## BEGIN

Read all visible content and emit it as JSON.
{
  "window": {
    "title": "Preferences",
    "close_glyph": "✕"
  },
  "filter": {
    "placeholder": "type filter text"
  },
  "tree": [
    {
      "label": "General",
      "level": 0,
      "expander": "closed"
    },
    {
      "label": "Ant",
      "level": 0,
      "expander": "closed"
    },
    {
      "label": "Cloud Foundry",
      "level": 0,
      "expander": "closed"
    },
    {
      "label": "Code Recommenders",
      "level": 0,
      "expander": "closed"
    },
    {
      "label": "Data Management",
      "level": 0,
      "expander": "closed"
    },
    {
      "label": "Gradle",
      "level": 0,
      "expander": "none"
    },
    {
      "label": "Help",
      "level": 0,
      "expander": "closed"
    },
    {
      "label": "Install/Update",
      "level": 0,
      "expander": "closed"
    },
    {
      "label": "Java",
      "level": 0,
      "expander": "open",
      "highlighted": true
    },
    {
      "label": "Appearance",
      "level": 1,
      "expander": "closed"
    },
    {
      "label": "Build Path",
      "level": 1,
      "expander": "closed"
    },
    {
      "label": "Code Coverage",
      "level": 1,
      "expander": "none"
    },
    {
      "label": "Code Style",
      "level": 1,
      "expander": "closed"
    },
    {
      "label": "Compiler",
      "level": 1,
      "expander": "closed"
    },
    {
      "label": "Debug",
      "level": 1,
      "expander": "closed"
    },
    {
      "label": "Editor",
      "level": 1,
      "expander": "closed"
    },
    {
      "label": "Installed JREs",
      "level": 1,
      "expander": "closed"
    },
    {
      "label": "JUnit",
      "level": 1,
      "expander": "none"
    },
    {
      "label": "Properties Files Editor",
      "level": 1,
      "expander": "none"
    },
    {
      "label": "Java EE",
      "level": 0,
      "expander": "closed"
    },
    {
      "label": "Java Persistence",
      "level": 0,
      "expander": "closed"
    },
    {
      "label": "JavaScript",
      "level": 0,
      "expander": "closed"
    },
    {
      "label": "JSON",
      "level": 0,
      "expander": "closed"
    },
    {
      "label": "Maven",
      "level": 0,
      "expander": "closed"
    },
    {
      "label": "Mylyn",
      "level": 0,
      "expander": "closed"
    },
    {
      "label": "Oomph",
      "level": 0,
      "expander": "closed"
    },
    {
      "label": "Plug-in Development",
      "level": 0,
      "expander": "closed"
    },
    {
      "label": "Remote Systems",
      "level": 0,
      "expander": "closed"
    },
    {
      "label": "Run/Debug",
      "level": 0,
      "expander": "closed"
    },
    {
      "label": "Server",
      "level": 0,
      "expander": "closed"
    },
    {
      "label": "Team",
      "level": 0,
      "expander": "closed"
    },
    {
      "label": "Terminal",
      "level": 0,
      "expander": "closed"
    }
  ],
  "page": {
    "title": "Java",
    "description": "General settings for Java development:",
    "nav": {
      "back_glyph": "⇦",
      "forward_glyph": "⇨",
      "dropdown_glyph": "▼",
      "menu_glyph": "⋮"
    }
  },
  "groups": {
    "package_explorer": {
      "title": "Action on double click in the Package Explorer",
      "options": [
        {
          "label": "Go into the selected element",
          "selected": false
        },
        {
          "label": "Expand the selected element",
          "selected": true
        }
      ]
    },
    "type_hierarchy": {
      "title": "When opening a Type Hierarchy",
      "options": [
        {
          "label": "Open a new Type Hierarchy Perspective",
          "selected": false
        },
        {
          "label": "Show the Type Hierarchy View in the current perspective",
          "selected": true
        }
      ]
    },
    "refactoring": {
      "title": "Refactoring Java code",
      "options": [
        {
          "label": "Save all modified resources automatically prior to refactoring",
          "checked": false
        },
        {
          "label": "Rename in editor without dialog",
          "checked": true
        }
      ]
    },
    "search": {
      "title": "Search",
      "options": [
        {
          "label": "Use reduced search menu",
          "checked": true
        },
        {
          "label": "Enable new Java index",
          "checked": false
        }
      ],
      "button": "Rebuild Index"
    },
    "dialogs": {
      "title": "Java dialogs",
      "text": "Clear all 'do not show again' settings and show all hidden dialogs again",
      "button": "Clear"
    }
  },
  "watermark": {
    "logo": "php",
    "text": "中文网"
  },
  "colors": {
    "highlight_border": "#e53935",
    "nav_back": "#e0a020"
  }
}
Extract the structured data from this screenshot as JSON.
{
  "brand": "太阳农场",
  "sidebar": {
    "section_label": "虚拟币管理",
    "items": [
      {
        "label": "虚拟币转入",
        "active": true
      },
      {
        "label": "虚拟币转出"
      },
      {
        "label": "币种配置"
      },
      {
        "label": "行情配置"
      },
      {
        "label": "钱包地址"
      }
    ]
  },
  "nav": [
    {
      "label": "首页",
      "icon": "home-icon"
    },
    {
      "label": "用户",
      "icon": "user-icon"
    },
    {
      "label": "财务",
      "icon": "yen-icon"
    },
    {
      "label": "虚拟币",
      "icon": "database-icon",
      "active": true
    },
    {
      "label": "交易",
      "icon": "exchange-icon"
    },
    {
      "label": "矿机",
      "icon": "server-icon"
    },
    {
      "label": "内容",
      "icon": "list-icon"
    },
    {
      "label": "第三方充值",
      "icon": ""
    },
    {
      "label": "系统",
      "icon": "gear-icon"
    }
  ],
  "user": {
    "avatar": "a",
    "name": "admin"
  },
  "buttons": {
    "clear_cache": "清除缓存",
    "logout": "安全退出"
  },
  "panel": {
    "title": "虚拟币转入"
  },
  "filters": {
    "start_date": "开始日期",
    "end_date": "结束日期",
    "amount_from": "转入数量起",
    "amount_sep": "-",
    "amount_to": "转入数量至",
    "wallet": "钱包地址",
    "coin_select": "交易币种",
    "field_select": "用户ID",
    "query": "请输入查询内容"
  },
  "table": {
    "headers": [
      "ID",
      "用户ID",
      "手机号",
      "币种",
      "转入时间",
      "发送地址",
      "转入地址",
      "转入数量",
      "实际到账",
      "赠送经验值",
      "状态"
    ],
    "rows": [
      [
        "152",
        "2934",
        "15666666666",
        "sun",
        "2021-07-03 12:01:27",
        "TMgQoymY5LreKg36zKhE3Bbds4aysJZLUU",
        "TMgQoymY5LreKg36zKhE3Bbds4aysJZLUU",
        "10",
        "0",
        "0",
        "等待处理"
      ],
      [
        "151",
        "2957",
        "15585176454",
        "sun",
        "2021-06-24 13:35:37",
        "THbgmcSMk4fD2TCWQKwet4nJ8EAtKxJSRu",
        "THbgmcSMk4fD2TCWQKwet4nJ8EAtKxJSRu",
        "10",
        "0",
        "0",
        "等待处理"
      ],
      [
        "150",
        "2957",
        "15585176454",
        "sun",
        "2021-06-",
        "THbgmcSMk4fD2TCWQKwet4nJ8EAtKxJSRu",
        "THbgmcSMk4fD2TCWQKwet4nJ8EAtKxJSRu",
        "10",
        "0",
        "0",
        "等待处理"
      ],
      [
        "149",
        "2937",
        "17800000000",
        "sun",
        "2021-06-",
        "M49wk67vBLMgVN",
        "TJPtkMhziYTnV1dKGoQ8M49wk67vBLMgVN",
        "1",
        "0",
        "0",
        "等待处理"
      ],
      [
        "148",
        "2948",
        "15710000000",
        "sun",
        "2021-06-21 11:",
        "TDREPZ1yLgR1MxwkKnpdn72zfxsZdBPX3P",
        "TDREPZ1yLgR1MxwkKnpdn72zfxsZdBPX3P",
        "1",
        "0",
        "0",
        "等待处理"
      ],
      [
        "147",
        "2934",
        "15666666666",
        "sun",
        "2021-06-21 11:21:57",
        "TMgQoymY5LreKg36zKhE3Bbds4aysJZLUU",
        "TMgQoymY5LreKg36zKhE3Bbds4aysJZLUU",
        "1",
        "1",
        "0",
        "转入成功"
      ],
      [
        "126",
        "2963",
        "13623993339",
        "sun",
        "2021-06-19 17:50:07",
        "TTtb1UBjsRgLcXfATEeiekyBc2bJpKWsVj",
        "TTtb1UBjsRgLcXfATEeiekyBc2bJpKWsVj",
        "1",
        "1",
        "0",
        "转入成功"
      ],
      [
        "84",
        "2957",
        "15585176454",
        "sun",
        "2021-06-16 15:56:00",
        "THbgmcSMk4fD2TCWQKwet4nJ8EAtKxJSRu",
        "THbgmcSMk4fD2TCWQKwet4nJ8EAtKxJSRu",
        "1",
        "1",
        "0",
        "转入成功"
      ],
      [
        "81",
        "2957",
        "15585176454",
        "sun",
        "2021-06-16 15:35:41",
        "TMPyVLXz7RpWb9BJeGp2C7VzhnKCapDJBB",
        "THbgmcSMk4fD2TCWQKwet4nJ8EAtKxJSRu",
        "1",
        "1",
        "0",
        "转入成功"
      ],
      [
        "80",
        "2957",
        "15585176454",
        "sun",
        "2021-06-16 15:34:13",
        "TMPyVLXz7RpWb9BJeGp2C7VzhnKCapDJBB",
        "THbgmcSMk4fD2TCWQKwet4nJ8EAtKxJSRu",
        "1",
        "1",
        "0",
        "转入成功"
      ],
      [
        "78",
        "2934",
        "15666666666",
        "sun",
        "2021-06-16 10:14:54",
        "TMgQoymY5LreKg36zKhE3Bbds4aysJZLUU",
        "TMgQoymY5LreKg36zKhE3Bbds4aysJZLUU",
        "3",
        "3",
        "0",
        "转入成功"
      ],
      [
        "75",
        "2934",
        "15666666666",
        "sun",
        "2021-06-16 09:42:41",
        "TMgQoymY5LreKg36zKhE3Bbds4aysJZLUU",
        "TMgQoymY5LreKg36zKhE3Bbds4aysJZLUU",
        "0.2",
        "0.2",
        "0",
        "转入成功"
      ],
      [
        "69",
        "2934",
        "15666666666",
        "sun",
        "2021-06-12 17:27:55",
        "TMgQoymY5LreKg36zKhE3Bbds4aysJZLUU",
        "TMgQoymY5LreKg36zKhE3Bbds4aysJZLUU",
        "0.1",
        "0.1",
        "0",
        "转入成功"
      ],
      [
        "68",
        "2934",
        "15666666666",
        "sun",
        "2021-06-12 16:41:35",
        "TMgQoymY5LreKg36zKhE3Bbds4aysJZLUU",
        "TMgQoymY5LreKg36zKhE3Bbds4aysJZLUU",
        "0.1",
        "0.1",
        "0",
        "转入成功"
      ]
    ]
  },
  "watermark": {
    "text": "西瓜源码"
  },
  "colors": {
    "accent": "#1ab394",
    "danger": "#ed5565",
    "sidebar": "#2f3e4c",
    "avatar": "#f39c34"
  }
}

## END

Problem description: Copy all lines from the listing that contain "text".

Result of the task:
    "placeholder": "type filter text"
      "text": "Clear all 'do not show again' settings and show all hidden dialogs again",
    "text": "中文网"
    "text": "西瓜源码"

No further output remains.